- Given exercise:
Each record below must be returned exactly as shown.

# # #

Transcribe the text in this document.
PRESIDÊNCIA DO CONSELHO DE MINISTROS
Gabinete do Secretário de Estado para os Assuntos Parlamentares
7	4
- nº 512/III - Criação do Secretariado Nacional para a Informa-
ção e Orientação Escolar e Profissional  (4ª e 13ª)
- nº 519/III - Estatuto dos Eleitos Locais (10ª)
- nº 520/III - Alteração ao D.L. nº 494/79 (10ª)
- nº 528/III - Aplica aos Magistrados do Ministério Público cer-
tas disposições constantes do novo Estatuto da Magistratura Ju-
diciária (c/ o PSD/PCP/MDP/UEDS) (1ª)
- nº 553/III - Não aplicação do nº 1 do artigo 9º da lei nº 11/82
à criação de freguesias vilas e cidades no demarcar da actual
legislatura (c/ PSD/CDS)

# # #

- Task solution:
Transcribe the text in this document.
PRESIDÊNCIA DO CONSELHO DE MINISTROS
Gabinete do Secretário de Estado para os Assuntos Parlamentares
7	4
- nº 512/III - Criação do Secretariado Nacional para a Informa-
ção e Orientação Escolar e Profissional  (4ª e 13ª)
- nº 519/III - Estatuto dos Eleitos Locais (10ª)
- nº 520/III - Alteração ao D.L. nº 494/79 (10ª)
- nº 528/III - Aplica aos Magistrados do Ministério Público cer-
tas disposições constantes do novo Estatuto da Magistratura Ju-
diciária (c/ o PSD/PCP/MDP/UEDS) (1ª)
- nº 553/III - Não aplicação do nº 1 do artigo 9º da lei nº 11/82
à criação de freguesias vilas e cidades no demarcar da actual
legislatura (c/ PSD/CDS)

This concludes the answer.